Л.М.: Само его поведение сообщало важные этические категории. И, мне кажется, он выбирал для общения именно таких людей, соответствующих своей внутренней планке.

Б.К.: Вот это сложный вопрос – потому что в семинарах у него ведь учились разные люди, невозможно сказать, что он кого-то выбирал. Нет, мне не кажется, что специально выбирал. Мне кажется, происходило по-другому: очень разные люди шли к нему, а потом, как это неизбежно бывает, отсеивались те, кто не был ему близок. С кем-то не складывалось общение. И те, кто был ему мировоззренчески близок, – они, наверное, и оставались. Я не могу сказать, что был безусловно близок. В последние годы его жизни мы скорее друг друга не понимали. Причём не было ссоры, не было конфликта. Было стилистическое расхождение. Ковальджи всё-таки остался здравым консерватором: он любил простые стихи, а меня тянуло в сторону сложности. Мне всё ближе становилась постмандельштамовская поэтика. Может быть, кстати, из учеников Ковальджи стоит вспомнить Ивана Жданова, поэтика которого с годами стала для меня приобретать основополагающее значение. Интересно, кстати, что Ковальджи думал об Иване Жданове? Мы никогда об этом не говорили. Но мне кажется, что поэтика Жданова была близка ему вчуже. Я очень полюбил в последнее время это словечко «вчуже»...
════════
__ЗАДАНИЕ A__: Перепечатайте из фрагмента беседы о Ковальджи текст от слов «Л.М.: Само его» до слов «своей внутренней планке.» включительно.
__ЗАДАНИЕ B__: Какие стихи, по словам Б.К. во фрагменте беседы о Ковальджи, любил Ковальджи?
Эти данные взяты из другого источника.

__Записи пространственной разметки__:
════════
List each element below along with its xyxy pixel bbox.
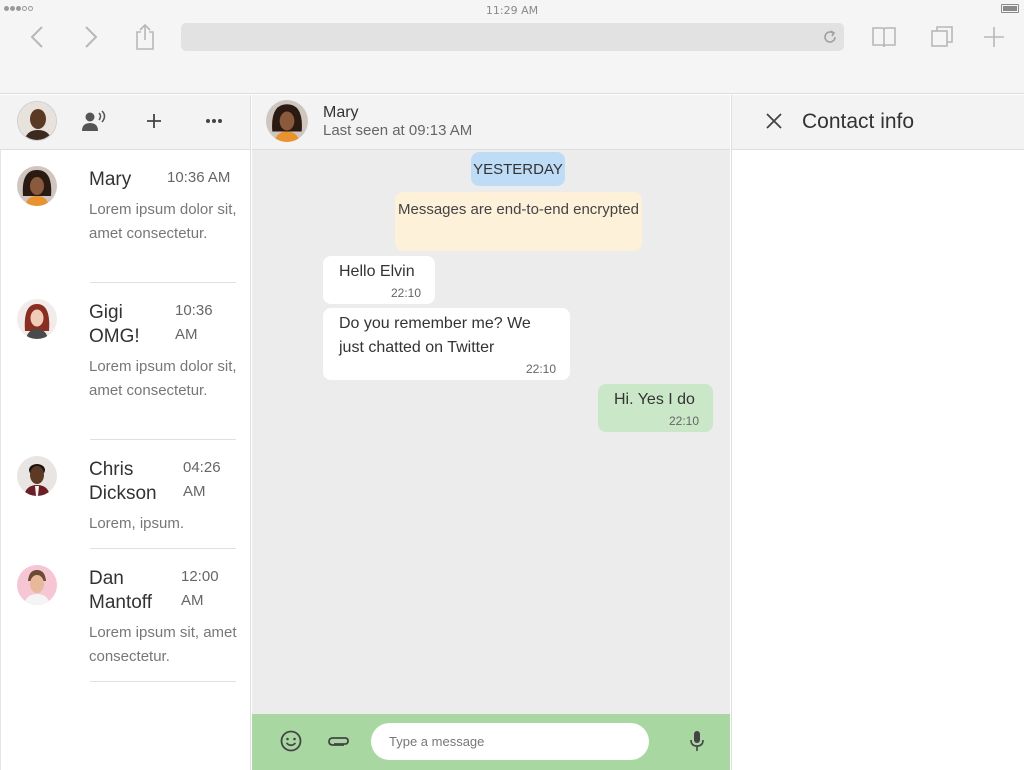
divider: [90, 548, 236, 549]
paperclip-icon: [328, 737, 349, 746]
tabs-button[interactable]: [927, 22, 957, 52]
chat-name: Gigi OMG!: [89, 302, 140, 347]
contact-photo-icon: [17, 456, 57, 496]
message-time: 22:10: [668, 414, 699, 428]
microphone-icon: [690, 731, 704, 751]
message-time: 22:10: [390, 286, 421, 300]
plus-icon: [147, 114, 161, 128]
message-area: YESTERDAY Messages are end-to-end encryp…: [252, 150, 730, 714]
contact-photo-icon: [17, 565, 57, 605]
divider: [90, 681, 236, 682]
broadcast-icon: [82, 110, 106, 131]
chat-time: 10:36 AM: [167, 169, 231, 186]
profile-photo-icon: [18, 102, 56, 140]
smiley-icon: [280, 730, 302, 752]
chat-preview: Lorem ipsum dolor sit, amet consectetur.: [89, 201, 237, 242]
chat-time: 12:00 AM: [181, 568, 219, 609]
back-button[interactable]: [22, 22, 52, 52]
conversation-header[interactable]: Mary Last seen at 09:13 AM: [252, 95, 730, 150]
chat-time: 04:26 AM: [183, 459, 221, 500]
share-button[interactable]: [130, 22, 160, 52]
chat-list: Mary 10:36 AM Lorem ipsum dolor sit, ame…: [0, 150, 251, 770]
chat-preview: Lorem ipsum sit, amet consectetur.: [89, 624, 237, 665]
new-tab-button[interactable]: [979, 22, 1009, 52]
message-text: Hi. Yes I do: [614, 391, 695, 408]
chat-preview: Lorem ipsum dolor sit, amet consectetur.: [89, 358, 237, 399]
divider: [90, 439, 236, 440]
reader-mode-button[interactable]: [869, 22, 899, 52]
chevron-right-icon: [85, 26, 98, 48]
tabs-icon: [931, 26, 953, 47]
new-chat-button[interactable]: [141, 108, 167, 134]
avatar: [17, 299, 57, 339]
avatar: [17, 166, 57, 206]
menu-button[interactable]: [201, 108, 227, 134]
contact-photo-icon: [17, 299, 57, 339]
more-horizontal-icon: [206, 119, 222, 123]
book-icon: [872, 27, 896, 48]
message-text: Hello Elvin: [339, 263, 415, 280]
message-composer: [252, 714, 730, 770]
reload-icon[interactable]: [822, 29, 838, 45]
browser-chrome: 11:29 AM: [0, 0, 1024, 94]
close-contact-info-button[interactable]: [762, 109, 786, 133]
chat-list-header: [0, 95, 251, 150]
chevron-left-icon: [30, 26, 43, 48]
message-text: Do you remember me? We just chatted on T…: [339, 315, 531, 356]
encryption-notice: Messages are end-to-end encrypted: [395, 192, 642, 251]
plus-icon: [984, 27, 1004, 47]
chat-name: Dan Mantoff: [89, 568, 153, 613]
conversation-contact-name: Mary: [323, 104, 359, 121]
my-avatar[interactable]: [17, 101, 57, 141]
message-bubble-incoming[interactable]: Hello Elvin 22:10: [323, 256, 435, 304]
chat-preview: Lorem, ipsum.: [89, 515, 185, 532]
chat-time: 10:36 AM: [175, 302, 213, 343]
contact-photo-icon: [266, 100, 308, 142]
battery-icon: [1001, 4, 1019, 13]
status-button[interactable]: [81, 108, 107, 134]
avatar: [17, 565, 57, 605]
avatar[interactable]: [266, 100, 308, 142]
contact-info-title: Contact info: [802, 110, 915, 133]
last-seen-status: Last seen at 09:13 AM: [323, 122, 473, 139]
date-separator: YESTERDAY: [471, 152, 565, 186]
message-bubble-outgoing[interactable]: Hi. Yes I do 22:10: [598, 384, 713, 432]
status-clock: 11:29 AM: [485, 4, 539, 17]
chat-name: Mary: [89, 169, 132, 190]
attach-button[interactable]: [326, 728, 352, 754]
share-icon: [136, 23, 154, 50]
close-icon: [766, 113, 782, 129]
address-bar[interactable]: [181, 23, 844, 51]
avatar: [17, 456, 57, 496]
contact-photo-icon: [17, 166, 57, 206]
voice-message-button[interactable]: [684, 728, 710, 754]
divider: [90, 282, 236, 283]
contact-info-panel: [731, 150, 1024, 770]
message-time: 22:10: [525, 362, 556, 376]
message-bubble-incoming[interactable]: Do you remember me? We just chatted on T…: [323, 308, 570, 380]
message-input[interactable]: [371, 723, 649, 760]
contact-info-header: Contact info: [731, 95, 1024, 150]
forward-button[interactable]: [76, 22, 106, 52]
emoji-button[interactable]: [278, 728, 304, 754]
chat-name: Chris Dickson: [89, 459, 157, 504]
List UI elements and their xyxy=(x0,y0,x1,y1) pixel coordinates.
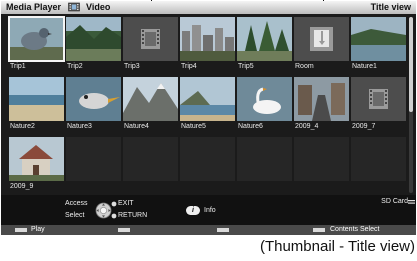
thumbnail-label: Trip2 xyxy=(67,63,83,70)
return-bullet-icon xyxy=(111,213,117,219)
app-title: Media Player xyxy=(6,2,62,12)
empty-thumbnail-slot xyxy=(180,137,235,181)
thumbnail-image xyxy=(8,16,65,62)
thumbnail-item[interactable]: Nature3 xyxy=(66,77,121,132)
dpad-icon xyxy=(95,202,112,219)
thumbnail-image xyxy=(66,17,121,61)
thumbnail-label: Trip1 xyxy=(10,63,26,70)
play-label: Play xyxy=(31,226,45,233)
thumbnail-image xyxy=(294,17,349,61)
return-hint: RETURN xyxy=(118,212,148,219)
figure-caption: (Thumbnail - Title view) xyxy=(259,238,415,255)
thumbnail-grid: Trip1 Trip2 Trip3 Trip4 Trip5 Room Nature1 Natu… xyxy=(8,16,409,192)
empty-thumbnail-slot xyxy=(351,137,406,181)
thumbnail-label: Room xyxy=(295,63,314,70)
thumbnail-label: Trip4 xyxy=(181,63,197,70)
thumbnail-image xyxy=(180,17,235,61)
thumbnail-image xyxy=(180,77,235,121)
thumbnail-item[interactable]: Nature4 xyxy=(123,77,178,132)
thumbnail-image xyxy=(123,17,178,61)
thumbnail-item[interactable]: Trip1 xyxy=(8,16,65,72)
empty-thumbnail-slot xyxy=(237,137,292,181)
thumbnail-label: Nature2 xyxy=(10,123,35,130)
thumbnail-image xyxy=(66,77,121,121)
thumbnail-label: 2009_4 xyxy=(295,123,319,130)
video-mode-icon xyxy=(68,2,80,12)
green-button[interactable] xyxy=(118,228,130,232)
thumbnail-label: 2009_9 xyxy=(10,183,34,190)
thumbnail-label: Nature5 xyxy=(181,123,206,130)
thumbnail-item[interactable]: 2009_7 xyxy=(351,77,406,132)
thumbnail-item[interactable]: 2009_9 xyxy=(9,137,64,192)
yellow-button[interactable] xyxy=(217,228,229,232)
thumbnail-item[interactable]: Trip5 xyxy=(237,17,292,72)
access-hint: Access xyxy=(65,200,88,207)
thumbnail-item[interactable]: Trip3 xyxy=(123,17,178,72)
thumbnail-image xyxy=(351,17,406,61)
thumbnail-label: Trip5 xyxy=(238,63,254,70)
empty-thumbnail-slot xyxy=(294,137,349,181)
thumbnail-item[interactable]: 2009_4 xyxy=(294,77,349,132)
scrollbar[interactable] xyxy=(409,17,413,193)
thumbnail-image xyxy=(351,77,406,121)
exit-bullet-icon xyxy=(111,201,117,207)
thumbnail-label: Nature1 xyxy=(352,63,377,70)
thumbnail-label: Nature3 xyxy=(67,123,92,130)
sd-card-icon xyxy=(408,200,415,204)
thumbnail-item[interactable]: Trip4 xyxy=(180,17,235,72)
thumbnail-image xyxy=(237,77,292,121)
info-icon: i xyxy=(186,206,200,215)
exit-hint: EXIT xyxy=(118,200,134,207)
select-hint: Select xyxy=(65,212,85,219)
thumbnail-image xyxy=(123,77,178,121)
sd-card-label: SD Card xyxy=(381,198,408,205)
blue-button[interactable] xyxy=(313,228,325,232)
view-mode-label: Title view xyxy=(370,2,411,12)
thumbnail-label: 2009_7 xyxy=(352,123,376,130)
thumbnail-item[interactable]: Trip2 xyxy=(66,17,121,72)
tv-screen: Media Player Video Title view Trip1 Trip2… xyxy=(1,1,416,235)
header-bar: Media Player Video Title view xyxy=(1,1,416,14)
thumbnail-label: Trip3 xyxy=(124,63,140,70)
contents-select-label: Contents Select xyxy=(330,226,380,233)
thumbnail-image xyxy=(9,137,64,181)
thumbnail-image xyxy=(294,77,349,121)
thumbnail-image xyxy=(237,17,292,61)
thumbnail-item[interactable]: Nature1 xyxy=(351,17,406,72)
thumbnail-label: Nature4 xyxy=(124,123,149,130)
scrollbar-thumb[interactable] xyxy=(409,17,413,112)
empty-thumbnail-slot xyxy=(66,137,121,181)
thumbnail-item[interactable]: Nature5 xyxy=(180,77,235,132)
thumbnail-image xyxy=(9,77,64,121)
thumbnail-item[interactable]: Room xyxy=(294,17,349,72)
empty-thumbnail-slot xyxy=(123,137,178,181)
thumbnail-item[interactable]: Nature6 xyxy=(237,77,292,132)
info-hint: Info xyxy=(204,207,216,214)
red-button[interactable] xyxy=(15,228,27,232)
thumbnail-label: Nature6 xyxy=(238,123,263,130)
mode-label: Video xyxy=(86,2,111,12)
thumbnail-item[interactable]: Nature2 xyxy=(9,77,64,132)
════════
__ОТВЕТ A__:
Л.М.: Само его поведение сообщало важные этические категории. И, мне кажется, он выбирал для общения именно таких людей, соответствующих своей внутренней планке.

__ОТВЕТ B__: Простые стихи.